**Stated goal**
Count how many lines in this material contain "выполнения". The answer is that number alone.

**Data for the task**
▬▬▬▬▬▬

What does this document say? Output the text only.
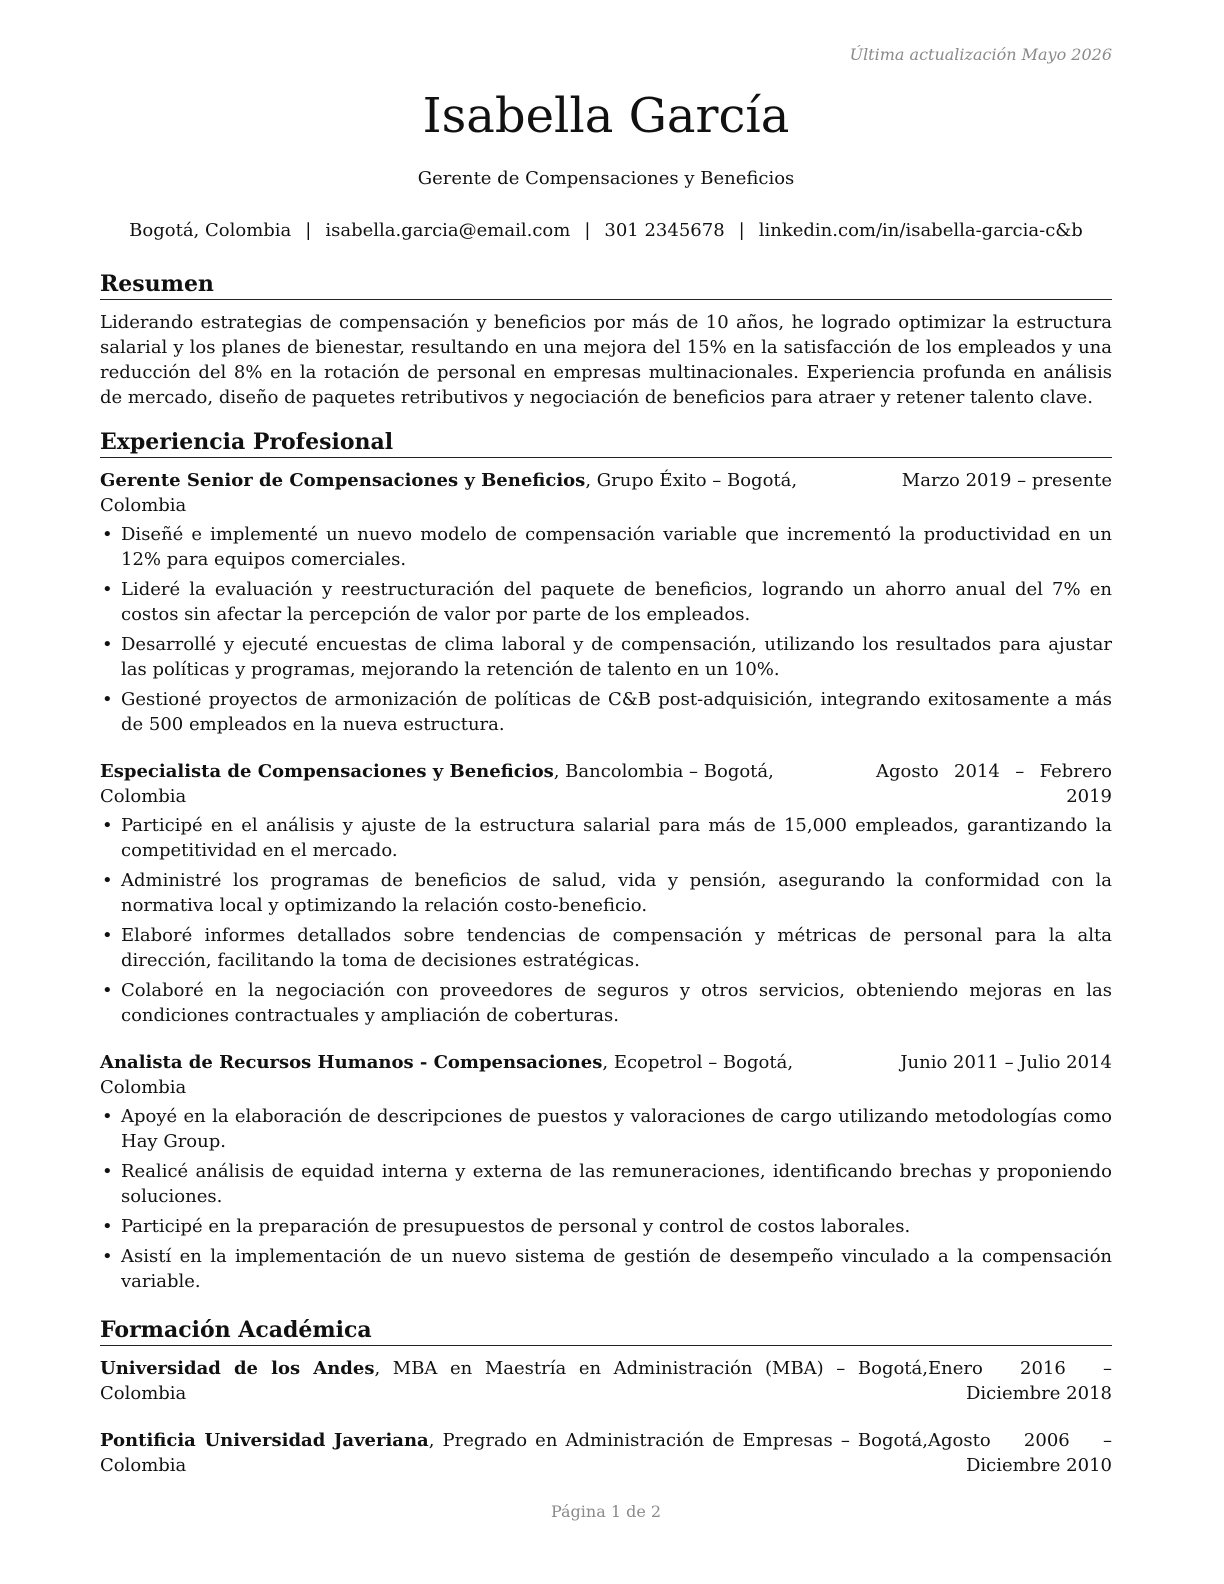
Última actualización Mayo 2026
Isabella García
Gerente de Compensaciones y Beneficios
Bogotá, Colombia | isabella.garcia@email.com | 301 2345678 | linkedin.com/in/isabella-garcia-c&b
Resumen

Liderando estrategias de compensación y beneficios por más de 10 años, he logrado optimizar la estructura salarial y los planes de bienestar, resultando en una mejora del 15% en la satisfacción de los empleados y una reducción del 8% en la rotación de personal en empresas multinacionales. Experiencia profunda en análisis de mercado, diseño de paquetes retributivos y negociación de beneficios para atraer y retener talento clave.

Experiencia Profesional
Gerente Senior de Compensaciones y Beneficios, Grupo Éxito – Bogotá, Colombia
Marzo 2019 – presente
• Diseñé e implementé un nuevo modelo de compensación variable que incrementó la productividad en un 12% para equipos comerciales.
• Lideré la evaluación y reestructuración del paquete de beneficios, logrando un ahorro anual del 7% en costos sin afectar la percepción de valor por parte de los empleados.
• Desarrollé y ejecuté encuestas de clima laboral y de compensación, utilizando los resultados para ajustar las políticas y programas, mejorando la retención de talento en un 10%.
• Gestioné proyectos de armonización de políticas de C&B post-adquisición, integrando exitosamente a más de 500 empleados en la nueva estructura.
Especialista de Compensaciones y Beneficios, Bancolombia – Bogotá, Colombia
Agosto 2014 – Febrero 2019
• Participé en el análisis y ajuste de la estructura salarial para más de 15,000 empleados, garantizando la competitividad en el mercado.
• Administré los programas de beneficios de salud, vida y pensión, asegurando la conformidad con la normativa local y optimizando la relación costo-beneficio.
• Elaboré informes detallados sobre tendencias de compensación y métricas de personal para la alta dirección, facilitando la toma de decisiones estratégicas.
• Colaboré en la negociación con proveedores de seguros y otros servicios, obteniendo mejoras en las condiciones contractuales y ampliación de coberturas.
Analista de Recursos Humanos - Compensaciones, Ecopetrol – Bogotá, Colombia
Junio 2011 – Julio 2014
• Apoyé en la elaboración de descripciones de puestos y valoraciones de cargo utilizando metodologías como Hay Group.
• Realicé análisis de equidad interna y externa de las remuneraciones, identificando brechas y proponiendo soluciones.
• Participé en la preparación de presupuestos de personal y control de costos laborales.
• Asistí en la implementación de un nuevo sistema de gestión de desempeño vinculado a la compensación variable.
Formación Académica
Universidad de los Andes, MBA en Maestría en Administración (MBA) – Bogotá, Colombia
Enero 2016 – Diciembre 2018
Pontificia Universidad Javeriana, Pregrado en Administración de Empresas – Bogotá, Colombia
Agosto 2006 – Diciembre 2010
Página 1 de 2
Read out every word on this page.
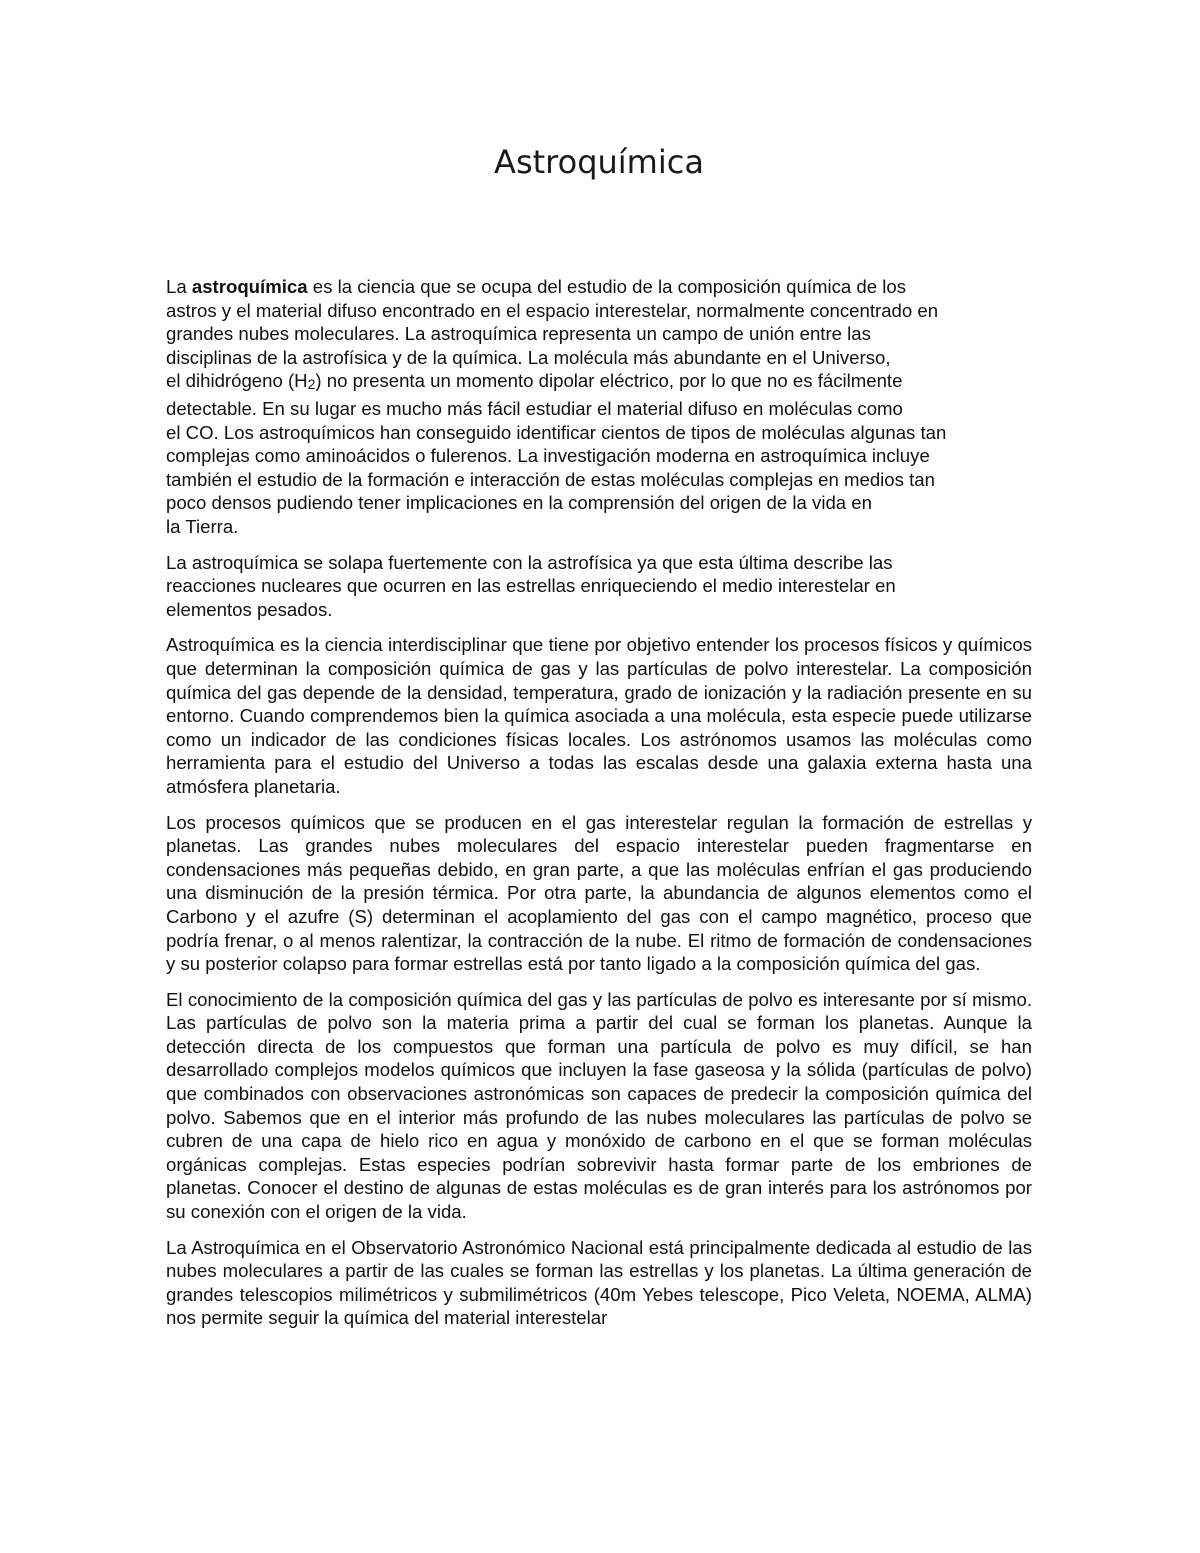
Astroquímica

La astroquímica es la ciencia que se ocupa del estudio de la composición química de los
astros y el material difuso encontrado en el espacio interestelar, normalmente concentrado en
grandes nubes moleculares. La astroquímica representa un campo de unión entre las
disciplinas de la astrofísica y de la química. La molécula más abundante en el Universo,
el dihidrógeno (H2) no presenta un momento dipolar eléctrico, por lo que no es fácilmente
detectable. En su lugar es mucho más fácil estudiar el material difuso en moléculas como
el CO. Los astroquímicos han conseguido identificar cientos de tipos de moléculas algunas tan
complejas como aminoácidos o fulerenos. La investigación moderna en astroquímica incluye
también el estudio de la formación e interacción de estas moléculas complejas en medios tan
poco densos pudiendo tener implicaciones en la comprensión del origen de la vida en
la Tierra.

La astroquímica se solapa fuertemente con la astrofísica ya que esta última describe las
reacciones nucleares que ocurren en las estrellas enriqueciendo el medio interestelar en
elementos pesados.

Astroquímica es la ciencia interdisciplinar que tiene por objetivo entender los procesos físicos y químicos que determinan la composición química de gas y las partículas de polvo interestelar. La composición química del gas depende de la densidad, temperatura, grado de ionización y la radiación presente en su entorno. Cuando comprendemos bien la química asociada a una molécula, esta especie puede utilizarse como un indicador de las condiciones físicas locales. Los astrónomos usamos las moléculas como herramienta para el estudio del Universo a todas las escalas desde una galaxia externa hasta una atmósfera planetaria.

Los procesos químicos que se producen en el gas interestelar regulan la formación de estrellas y planetas. Las grandes nubes moleculares del espacio interestelar pueden fragmentarse en condensaciones más pequeñas debido, en gran parte, a que las moléculas enfrían el gas produciendo una disminución de la presión térmica. Por otra parte, la abundancia de algunos elementos como el Carbono y el azufre (S) determinan el acoplamiento del gas con el campo magnético, proceso que podría frenar, o al menos ralentizar, la contracción de la nube. El ritmo de formación de condensaciones y su posterior colapso para formar estrellas está por tanto ligado a la composición química del gas.

El conocimiento de la composición química del gas y las partículas de polvo es interesante por sí mismo. Las partículas de polvo son la materia prima a partir del cual se forman los planetas. Aunque la detección directa de los compuestos que forman una partícula de polvo es muy difícil, se han desarrollado complejos modelos químicos que incluyen la fase gaseosa y la sólida (partículas de polvo) que combinados con observaciones astronómicas son capaces de predecir la composición química del polvo. Sabemos que en el interior más profundo de las nubes moleculares las partículas de polvo se cubren de una capa de hielo rico en agua y monóxido de carbono en el que se forman moléculas orgánicas complejas. Estas especies podrían sobrevivir hasta formar parte de los embriones de planetas. Conocer el destino de algunas de estas moléculas es de gran interés para los astrónomos por su conexión con el origen de la vida.

La Astroquímica en el Observatorio Astronómico Nacional está principalmente dedicada al estudio de las nubes moleculares a partir de las cuales se forman las estrellas y los planetas. La última generación de grandes telescopios milimétricos y submilimétricos (40m Yebes telescope, Pico Veleta, NOEMA, ALMA) nos permite seguir la química del material interestelar
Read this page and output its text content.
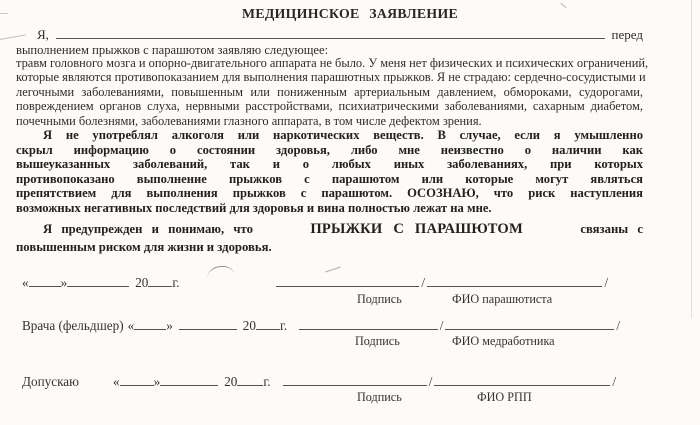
МЕДИЦИНСКОЕ ЗАЯВЛЕНИЕ
Я,	перед
выполнением прыжков с парашютом заявляю следующее:
травм головного мозга и опорно-двигательного аппарата не было. У меня нет физических и психических ограничений,
которые являются противопоказанием для выполнения парашютных прыжков. Я не страдаю: сердечно-сосудистыми и
легочными заболеваниями, повышенным или пониженным артериальным давлением, обмороками, судорогами,
повреждением органов слуха, нервными расстройствами, психиатрическими заболеваниями, сахарным диабетом,
почечными болезнями, заболеваниями глазного аппарата, в том числе дефектом зрения.
Я не употреблял алкоголя или наркотических веществ. В случае, если я умышленно
скрыл информацию о состоянии здоровья, либо мне неизвестно о наличии как
вышеуказанных заболеваний, так и о любых иных заболеваниях, при которых
противопоказано выполнение прыжков с парашютом или которые могут являться
препятствием для выполнения прыжков с парашютом. ОСОЗНАЮ, что риск наступления
возможных негативных последствий для здоровья и вина полностью лежат на мне.
Я предупрежден и понимаю, что	ПРЫЖКИ С ПАРАШЮТОМ	связаны с
повышенным риском для жизни и здоровья.
« »	20 г.	/	/
Подпись	ФИО парашютиста
Врача (фельдшер) « »	20 г.	/	/
Подпись	ФИО медработника
Допускаю	«	»	20 г.	/	/
Подпись	ФИО РПП
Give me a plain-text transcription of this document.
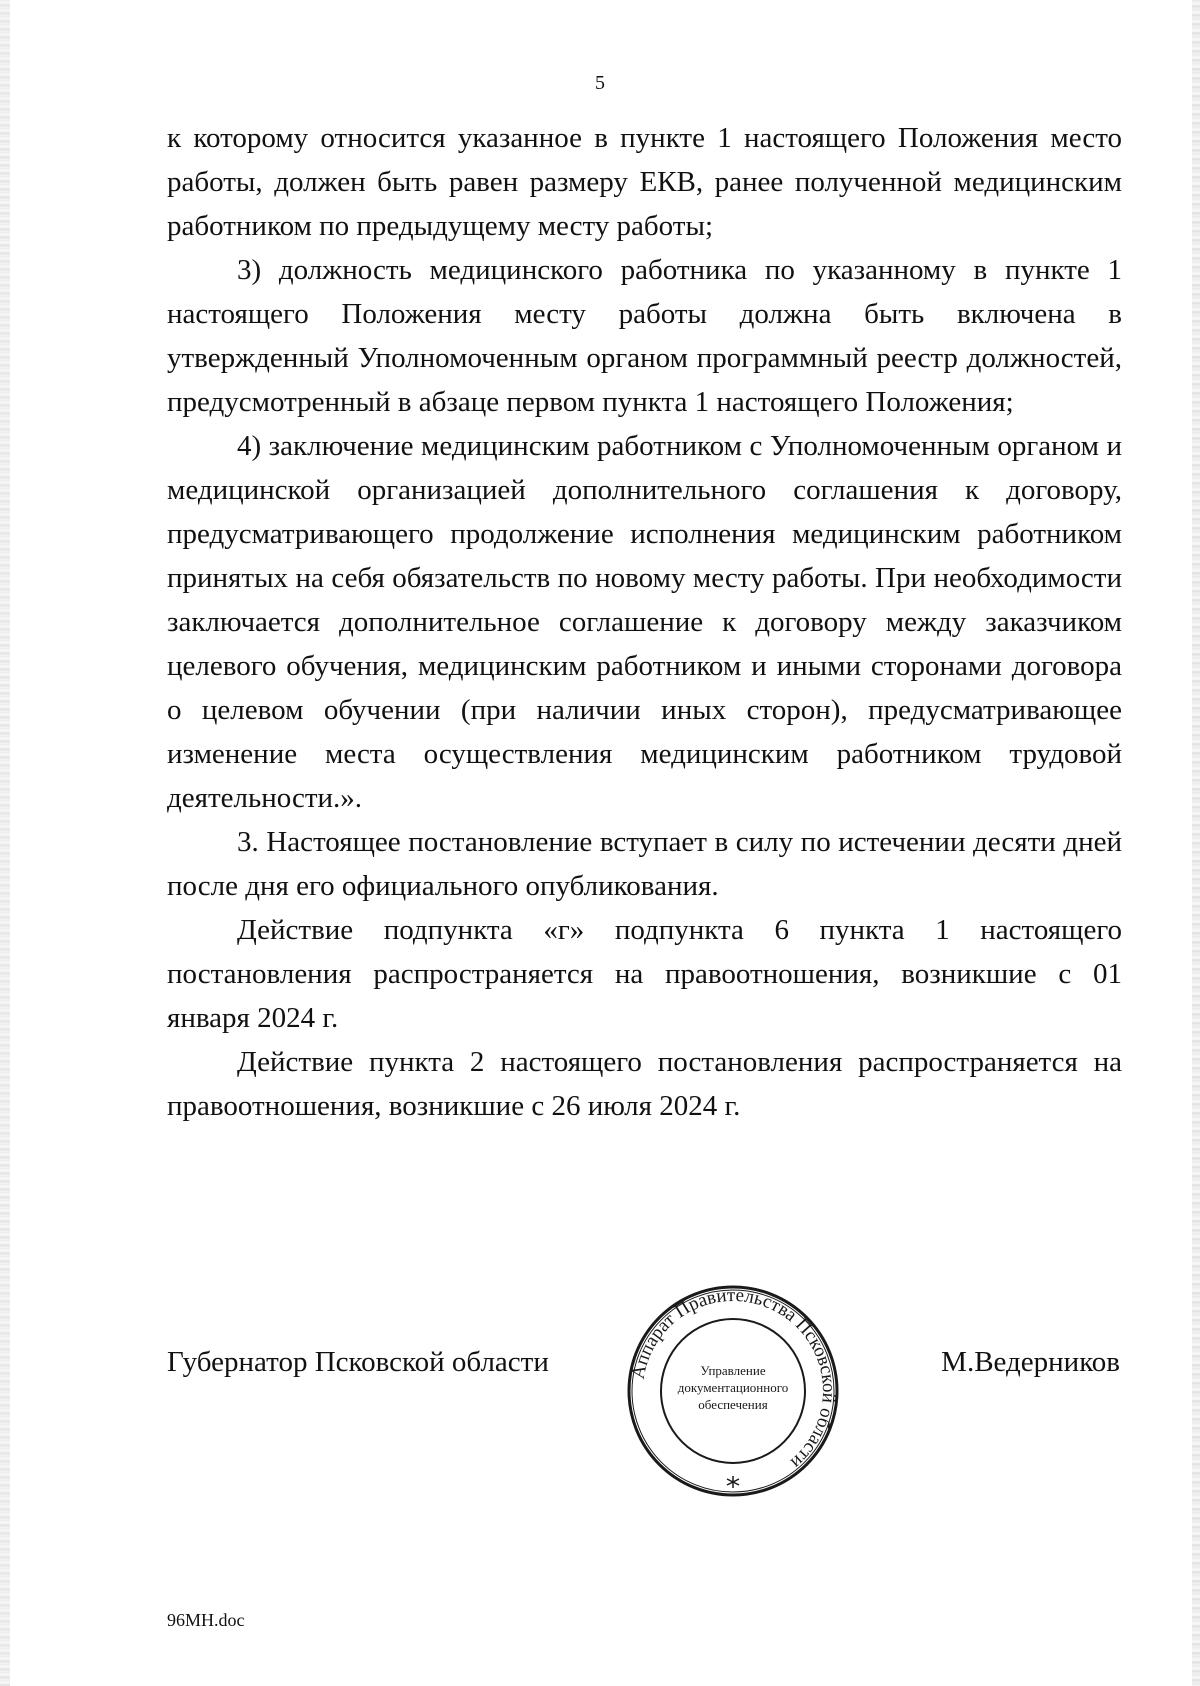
5

к которому относится указанное в пункте 1 настоящего Положения место работы, должен быть равен размеру ЕКВ, ранее полученной медицинским работником по предыдущему месту работы;

3) должность медицинского работника по указанному в пункте 1 настоящего Положения месту работы должна быть включена в утвержденный Уполномоченным органом программный реестр должностей, предусмотренный в абзаце первом пункта 1 настоящего Положения;

4) заключение медицинским работником с Уполномоченным органом и медицинской организацией дополнительного соглашения к договору, предусматривающего продолжение исполнения медицинским работником принятых на себя обязательств по новому месту работы. При необходимости заключается дополнительное соглашение к договору между заказчиком целевого обучения, медицинским работником и иными сторонами договора о целевом обучении (при наличии иных сторон), предусматривающее изменение места осуществления медицинским работником трудовой деятельности.».

3. Настоящее постановление вступает в силу по истечении десяти дней после дня его официального опубликования.

Действие подпункта «г» подпункта 6 пункта 1 настоящего постановления распространяется на правоотношения, возникшие с 01 января 2024 г.

Действие пункта 2 настоящего постановления распространяется на правоотношения, возникшие с 26 июля 2024 г.

Губернатор Псковской области	Аппарат Правительства Псковской области
Управление
документационного
обеспечения
М.Ведерников
96МН.doc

▬▬▬▬▬▬

**Problem solution**
2